Across all the lines below, how many contain the string "keskiluokka"? Please reply with the number only.

___

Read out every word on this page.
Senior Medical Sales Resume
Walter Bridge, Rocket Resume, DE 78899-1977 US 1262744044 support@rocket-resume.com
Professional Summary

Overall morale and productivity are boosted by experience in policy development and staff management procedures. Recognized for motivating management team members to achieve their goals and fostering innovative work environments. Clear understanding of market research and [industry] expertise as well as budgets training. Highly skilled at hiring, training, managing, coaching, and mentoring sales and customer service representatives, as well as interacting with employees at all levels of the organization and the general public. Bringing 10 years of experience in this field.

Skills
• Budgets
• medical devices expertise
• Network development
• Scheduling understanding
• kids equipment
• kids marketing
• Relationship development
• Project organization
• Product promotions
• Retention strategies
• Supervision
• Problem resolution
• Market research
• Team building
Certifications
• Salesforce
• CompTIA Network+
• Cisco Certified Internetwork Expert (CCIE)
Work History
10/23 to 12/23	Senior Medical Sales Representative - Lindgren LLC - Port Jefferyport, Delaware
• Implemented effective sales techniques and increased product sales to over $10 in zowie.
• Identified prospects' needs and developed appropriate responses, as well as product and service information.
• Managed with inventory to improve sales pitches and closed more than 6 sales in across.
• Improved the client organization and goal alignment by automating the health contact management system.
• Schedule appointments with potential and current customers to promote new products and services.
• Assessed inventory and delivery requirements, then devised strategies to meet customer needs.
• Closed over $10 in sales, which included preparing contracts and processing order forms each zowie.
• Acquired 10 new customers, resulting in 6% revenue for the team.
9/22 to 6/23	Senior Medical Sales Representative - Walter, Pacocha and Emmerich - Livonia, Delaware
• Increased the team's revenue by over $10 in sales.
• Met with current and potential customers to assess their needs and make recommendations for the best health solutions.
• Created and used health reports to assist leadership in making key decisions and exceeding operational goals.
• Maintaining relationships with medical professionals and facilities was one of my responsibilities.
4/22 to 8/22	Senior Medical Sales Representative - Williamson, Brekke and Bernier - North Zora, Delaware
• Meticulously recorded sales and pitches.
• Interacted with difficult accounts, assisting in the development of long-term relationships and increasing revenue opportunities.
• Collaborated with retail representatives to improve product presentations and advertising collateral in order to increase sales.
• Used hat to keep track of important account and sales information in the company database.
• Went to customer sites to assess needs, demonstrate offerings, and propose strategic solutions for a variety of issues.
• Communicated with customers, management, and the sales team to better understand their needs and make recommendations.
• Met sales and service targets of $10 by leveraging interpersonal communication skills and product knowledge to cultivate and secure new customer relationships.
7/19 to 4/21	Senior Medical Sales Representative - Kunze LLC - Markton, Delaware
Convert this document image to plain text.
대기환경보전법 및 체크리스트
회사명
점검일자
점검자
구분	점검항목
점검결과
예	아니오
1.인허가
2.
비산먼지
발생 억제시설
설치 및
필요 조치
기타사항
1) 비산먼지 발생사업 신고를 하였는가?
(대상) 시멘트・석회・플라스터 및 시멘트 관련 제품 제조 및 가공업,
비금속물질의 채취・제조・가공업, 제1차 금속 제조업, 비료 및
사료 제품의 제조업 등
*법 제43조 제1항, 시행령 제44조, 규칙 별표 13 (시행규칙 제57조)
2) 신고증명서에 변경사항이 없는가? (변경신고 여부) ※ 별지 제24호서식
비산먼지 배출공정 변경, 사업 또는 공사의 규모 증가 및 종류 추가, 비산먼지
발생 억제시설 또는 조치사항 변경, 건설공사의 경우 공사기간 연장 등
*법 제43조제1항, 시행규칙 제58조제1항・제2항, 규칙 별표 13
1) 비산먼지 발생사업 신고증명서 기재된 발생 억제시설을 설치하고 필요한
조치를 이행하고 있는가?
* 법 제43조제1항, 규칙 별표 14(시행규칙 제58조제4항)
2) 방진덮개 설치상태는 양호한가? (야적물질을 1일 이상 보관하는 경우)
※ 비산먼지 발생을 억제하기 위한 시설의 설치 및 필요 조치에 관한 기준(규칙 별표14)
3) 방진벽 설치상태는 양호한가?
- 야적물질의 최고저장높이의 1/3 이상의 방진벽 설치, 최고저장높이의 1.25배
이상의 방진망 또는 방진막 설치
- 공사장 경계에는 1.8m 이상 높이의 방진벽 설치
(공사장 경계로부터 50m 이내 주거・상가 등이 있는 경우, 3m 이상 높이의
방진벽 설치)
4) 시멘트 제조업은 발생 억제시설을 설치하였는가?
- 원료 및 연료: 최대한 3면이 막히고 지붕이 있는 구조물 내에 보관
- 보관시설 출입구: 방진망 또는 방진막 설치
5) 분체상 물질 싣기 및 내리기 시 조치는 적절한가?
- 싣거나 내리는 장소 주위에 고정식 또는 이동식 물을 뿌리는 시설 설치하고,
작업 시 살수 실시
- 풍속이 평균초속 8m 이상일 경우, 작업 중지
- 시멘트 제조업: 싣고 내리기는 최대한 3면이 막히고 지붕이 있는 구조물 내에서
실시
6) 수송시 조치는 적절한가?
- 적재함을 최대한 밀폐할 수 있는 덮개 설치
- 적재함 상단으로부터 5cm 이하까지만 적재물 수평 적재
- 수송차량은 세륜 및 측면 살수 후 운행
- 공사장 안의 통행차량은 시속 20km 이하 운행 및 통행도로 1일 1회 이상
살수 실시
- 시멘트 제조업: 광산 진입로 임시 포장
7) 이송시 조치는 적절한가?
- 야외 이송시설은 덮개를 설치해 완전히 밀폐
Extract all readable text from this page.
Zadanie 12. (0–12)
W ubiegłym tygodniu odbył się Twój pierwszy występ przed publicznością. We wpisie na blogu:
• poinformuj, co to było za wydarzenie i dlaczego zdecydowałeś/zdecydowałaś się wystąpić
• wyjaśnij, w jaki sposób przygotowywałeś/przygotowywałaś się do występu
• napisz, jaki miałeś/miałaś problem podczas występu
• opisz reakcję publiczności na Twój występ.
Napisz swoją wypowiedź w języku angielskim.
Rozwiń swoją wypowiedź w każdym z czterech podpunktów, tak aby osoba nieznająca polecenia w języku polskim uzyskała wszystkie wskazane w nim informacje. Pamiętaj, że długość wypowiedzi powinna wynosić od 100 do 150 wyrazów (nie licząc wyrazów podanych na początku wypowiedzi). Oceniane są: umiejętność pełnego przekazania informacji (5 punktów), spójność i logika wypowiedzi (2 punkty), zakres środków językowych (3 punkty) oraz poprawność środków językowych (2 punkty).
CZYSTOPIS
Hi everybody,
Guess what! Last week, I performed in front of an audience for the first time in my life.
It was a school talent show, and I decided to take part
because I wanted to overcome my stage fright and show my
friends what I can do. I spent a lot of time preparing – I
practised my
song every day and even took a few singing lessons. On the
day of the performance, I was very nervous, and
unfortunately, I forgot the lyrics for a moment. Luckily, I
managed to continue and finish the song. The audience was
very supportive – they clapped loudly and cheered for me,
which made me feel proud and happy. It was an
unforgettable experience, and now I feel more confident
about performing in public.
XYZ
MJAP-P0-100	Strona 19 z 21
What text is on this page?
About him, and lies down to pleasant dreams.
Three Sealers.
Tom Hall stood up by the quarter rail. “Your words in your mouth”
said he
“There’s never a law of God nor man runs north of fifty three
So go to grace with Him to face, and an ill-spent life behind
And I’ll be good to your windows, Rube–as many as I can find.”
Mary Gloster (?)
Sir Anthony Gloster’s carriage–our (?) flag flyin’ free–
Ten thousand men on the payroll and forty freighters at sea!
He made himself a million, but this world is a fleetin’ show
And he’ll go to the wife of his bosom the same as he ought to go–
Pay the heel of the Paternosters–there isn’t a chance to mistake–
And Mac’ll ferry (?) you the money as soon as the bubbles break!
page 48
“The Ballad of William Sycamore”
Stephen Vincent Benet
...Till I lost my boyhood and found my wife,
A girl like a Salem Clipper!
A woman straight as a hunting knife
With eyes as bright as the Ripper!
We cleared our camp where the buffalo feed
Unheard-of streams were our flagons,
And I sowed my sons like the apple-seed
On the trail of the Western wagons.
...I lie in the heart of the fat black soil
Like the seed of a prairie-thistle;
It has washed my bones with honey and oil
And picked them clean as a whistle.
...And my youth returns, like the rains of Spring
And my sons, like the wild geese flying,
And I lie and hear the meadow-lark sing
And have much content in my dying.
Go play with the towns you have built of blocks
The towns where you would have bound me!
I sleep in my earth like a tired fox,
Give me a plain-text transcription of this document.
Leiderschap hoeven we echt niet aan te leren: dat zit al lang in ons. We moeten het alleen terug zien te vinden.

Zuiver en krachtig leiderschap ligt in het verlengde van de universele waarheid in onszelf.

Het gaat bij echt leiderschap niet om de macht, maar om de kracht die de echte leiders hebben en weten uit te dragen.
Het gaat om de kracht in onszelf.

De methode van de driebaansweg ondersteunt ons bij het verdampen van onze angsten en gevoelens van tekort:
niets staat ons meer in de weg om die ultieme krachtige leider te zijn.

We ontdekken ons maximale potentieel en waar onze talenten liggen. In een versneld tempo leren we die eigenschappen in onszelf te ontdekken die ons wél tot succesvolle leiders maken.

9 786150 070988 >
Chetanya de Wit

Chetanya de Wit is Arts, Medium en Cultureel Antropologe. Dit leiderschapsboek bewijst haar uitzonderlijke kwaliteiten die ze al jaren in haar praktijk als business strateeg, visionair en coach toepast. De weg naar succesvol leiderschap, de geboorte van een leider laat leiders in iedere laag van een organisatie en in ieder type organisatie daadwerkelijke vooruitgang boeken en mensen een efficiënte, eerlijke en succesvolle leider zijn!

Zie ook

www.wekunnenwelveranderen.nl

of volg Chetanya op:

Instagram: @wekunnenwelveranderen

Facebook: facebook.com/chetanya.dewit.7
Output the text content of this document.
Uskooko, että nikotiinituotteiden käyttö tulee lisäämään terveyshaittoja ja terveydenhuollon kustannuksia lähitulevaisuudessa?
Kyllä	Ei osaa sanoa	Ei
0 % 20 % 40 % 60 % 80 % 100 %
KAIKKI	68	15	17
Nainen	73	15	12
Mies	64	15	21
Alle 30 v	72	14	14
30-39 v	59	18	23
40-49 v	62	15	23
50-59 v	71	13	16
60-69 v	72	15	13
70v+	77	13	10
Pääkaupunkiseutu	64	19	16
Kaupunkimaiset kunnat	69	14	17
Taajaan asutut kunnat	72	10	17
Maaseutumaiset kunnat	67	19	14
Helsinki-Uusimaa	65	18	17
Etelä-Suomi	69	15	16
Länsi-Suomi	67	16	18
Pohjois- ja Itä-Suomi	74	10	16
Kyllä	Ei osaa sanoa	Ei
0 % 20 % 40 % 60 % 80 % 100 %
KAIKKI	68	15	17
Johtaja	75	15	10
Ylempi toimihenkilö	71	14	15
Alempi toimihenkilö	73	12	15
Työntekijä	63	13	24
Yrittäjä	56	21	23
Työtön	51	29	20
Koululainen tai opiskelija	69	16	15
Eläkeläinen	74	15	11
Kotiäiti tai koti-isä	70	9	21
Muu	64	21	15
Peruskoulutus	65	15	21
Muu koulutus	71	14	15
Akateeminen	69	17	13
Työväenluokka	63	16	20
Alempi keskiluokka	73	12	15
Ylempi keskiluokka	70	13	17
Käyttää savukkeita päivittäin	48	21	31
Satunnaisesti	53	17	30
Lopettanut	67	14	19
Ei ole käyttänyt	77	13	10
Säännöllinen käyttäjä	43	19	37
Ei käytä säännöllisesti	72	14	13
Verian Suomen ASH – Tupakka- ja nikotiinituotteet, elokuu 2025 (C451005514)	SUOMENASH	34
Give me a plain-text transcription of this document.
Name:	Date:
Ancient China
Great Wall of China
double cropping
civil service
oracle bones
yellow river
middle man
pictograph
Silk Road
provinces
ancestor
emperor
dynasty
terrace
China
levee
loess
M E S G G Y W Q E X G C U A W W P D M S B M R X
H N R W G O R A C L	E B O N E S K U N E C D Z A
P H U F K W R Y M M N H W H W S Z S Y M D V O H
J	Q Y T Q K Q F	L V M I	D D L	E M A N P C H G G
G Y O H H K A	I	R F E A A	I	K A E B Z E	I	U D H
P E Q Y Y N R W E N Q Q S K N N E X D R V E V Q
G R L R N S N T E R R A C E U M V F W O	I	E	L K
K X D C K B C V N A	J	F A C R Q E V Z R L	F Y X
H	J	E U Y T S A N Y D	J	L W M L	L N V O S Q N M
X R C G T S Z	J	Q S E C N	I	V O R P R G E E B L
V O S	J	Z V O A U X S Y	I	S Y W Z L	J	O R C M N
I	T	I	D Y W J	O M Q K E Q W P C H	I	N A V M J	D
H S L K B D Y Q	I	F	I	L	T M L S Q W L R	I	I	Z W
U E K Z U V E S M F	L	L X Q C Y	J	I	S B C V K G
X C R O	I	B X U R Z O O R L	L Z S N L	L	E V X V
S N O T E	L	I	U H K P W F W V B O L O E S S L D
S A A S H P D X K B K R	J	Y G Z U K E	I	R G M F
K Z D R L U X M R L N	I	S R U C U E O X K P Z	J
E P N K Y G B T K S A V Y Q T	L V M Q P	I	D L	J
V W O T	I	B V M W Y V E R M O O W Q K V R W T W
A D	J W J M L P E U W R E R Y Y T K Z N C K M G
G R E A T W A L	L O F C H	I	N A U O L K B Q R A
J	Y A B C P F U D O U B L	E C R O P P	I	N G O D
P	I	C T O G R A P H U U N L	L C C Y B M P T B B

___

◆ Result of this exercise: 2